▸ Problem description: Scan the records and identify every line in which the string "freee" occurs, then return those lines.

▬▬▬▬▬▬▬▬▬▬

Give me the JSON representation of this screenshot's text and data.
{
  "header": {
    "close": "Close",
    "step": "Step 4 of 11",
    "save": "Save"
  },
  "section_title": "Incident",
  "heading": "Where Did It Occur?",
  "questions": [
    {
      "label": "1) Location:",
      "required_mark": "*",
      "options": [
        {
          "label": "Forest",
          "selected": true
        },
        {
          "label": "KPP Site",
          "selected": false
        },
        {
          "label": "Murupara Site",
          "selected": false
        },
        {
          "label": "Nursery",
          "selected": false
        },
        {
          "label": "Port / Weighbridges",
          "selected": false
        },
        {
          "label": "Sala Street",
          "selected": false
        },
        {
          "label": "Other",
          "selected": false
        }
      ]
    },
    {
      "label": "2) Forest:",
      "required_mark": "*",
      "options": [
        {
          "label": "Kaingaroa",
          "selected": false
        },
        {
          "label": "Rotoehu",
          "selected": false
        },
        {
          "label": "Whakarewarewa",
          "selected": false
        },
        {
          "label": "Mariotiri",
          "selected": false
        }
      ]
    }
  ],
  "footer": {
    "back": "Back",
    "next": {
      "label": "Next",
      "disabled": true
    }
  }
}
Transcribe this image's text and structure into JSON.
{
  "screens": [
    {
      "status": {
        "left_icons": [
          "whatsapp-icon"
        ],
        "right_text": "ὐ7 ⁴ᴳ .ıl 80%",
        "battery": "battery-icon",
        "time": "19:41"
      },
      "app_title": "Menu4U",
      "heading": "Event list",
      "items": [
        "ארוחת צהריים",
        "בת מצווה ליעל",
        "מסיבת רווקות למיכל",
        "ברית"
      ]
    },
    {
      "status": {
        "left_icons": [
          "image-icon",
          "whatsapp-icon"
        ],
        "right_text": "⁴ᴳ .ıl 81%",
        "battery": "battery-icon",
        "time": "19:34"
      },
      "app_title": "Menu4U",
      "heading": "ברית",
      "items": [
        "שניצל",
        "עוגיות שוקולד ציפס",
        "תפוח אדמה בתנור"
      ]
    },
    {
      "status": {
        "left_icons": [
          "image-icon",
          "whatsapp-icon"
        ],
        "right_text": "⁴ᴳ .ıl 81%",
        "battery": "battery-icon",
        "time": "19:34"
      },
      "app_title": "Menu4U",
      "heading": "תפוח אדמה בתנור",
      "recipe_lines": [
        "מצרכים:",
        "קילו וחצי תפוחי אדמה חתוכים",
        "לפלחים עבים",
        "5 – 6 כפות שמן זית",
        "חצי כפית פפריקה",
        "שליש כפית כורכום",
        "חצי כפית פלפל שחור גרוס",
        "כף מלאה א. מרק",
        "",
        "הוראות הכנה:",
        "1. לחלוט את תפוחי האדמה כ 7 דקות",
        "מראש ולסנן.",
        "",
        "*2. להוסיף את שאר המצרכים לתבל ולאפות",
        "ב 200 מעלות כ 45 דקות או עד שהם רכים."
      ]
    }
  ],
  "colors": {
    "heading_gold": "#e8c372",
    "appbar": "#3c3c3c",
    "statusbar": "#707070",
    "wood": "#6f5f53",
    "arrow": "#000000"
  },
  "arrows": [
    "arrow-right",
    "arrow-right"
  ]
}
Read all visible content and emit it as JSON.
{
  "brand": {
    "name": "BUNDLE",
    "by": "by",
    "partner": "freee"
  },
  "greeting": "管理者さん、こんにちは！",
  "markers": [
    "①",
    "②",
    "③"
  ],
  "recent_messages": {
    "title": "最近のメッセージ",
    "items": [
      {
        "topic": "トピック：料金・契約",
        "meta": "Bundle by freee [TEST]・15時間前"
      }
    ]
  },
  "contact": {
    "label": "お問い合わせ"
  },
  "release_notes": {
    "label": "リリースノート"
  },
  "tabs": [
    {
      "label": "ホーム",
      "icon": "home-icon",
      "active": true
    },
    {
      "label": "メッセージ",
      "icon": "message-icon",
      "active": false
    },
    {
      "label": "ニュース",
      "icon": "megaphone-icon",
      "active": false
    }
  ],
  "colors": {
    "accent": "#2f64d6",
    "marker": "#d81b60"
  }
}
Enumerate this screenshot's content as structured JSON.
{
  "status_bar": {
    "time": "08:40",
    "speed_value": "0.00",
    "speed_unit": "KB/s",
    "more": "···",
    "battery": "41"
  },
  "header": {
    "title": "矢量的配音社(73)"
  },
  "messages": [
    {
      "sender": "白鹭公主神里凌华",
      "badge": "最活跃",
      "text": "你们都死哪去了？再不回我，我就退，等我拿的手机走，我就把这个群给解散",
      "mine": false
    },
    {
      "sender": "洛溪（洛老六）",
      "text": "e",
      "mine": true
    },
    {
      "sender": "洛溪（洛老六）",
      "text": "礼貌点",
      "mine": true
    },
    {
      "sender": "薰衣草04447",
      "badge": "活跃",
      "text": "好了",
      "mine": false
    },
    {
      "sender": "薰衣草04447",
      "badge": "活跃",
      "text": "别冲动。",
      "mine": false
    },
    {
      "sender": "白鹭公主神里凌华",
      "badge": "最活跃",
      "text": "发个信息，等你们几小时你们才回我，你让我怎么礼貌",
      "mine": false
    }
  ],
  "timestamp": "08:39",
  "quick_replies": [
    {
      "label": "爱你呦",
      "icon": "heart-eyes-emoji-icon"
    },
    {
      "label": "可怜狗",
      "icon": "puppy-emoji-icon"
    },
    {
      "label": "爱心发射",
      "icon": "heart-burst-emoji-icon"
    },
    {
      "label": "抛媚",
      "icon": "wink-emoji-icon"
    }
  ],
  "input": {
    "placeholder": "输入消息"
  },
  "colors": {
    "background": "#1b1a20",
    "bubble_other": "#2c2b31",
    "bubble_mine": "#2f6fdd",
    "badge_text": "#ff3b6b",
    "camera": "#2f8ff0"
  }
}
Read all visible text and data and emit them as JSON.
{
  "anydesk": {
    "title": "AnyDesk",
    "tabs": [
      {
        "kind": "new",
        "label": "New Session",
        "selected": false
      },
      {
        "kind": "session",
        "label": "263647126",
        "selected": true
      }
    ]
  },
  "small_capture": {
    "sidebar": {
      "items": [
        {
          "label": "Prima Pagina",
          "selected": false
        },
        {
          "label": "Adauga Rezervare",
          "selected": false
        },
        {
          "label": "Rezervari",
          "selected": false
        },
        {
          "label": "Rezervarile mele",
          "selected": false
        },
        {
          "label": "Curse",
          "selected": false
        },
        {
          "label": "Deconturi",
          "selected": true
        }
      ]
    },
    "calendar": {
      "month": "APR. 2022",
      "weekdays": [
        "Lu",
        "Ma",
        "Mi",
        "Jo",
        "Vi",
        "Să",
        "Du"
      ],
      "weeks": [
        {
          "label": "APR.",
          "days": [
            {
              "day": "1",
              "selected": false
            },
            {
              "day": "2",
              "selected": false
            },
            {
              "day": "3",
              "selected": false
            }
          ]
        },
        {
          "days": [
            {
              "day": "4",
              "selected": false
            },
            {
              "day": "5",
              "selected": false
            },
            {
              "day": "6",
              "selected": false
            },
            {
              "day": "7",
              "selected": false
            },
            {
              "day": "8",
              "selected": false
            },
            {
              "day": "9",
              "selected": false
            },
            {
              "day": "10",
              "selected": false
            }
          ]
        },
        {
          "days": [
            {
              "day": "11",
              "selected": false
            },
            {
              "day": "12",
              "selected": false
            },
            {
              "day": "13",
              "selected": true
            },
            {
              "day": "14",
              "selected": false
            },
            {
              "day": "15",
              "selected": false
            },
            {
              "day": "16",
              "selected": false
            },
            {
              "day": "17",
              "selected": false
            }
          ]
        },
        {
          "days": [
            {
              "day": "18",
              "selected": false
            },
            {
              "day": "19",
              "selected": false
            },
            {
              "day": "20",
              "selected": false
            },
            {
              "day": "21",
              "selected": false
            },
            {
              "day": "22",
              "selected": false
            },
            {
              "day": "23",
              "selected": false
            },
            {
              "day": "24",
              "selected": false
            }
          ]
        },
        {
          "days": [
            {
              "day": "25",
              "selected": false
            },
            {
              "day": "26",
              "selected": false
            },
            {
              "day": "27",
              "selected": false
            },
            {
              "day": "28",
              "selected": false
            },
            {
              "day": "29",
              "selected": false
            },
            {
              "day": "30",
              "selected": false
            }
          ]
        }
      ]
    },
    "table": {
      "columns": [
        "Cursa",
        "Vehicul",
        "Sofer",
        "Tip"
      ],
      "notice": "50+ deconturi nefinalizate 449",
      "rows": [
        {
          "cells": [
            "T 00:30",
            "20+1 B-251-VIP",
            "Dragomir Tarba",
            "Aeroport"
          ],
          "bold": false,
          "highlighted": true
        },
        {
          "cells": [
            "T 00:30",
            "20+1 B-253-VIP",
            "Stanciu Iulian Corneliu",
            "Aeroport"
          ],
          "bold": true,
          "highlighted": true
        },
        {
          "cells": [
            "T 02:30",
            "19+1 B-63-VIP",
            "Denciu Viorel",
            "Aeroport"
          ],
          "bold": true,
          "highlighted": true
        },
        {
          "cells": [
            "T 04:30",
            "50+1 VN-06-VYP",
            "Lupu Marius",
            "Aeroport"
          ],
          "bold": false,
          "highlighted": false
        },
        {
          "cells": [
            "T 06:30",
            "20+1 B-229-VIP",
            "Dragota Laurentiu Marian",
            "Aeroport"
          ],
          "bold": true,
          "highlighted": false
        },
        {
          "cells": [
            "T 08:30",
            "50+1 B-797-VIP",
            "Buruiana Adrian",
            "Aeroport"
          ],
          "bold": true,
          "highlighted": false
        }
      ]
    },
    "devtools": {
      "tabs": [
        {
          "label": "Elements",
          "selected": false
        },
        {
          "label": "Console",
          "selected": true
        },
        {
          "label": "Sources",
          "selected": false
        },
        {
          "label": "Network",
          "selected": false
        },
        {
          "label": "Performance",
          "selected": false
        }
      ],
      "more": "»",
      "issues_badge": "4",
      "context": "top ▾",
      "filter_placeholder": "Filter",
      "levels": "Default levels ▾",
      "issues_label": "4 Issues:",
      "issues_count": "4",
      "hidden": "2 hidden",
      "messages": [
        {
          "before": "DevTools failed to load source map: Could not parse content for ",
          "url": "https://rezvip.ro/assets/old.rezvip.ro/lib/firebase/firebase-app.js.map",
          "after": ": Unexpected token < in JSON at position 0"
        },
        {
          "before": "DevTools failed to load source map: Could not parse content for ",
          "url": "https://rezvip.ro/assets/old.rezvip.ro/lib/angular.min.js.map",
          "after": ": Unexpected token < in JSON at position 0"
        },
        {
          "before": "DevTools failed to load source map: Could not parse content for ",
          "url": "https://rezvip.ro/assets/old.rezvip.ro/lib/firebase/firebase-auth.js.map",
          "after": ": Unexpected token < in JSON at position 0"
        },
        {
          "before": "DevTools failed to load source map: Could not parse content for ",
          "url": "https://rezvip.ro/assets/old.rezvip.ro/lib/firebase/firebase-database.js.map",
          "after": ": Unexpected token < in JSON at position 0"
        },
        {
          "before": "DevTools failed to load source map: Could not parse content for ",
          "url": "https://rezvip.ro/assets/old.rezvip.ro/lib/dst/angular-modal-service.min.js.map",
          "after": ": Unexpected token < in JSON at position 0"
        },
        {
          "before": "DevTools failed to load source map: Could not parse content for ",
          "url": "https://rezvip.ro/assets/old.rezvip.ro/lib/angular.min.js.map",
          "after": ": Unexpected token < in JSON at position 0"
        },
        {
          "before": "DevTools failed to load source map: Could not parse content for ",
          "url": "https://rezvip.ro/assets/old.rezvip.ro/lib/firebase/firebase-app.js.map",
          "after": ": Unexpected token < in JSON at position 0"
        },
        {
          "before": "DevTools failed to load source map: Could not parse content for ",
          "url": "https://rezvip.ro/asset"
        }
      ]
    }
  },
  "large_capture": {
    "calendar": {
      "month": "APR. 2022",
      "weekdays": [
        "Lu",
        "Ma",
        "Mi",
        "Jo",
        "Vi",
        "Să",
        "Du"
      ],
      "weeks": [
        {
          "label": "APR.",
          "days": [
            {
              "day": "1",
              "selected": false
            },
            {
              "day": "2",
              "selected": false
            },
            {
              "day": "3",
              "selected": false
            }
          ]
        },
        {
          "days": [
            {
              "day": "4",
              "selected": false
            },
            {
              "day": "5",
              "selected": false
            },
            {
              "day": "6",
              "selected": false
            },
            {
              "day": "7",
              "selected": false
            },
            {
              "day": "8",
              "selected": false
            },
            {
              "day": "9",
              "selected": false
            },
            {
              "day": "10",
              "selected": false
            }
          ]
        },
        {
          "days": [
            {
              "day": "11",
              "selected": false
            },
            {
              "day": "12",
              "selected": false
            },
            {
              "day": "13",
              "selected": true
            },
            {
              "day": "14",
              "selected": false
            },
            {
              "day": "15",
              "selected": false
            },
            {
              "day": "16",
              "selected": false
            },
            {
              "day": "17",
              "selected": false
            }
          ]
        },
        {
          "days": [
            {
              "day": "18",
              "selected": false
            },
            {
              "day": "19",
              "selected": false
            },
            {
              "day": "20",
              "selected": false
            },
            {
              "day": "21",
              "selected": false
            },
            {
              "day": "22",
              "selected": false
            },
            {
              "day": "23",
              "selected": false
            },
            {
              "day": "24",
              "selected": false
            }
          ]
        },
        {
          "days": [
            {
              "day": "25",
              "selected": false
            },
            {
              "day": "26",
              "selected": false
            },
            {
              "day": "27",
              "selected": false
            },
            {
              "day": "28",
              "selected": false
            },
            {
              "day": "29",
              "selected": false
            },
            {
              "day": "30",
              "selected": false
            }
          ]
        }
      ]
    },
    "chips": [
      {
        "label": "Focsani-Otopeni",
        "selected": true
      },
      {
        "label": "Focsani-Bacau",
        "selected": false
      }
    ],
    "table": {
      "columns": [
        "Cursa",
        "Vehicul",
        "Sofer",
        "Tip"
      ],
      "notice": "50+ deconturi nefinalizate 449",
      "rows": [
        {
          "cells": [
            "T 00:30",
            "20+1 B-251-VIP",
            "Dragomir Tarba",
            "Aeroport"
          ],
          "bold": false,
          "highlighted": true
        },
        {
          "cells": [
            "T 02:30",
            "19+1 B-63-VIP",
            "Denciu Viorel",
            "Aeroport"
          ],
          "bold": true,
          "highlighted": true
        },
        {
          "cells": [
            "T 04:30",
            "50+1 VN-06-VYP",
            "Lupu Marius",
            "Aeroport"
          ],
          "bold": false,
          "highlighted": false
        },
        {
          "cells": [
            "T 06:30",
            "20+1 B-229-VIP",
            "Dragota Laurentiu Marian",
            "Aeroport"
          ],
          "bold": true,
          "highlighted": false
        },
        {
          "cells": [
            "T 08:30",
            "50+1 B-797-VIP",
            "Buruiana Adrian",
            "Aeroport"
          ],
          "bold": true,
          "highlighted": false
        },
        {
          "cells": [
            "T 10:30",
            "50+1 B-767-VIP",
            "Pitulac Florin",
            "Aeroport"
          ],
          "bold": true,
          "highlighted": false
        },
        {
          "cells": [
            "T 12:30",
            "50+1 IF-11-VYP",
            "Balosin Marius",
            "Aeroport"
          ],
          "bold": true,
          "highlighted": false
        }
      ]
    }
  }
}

▬▬▬▬▬▬▬▬▬▬

▸ Exercise output:
    "partner": "freee"
        "meta": "Bundle by freee [TEST]・15時間前"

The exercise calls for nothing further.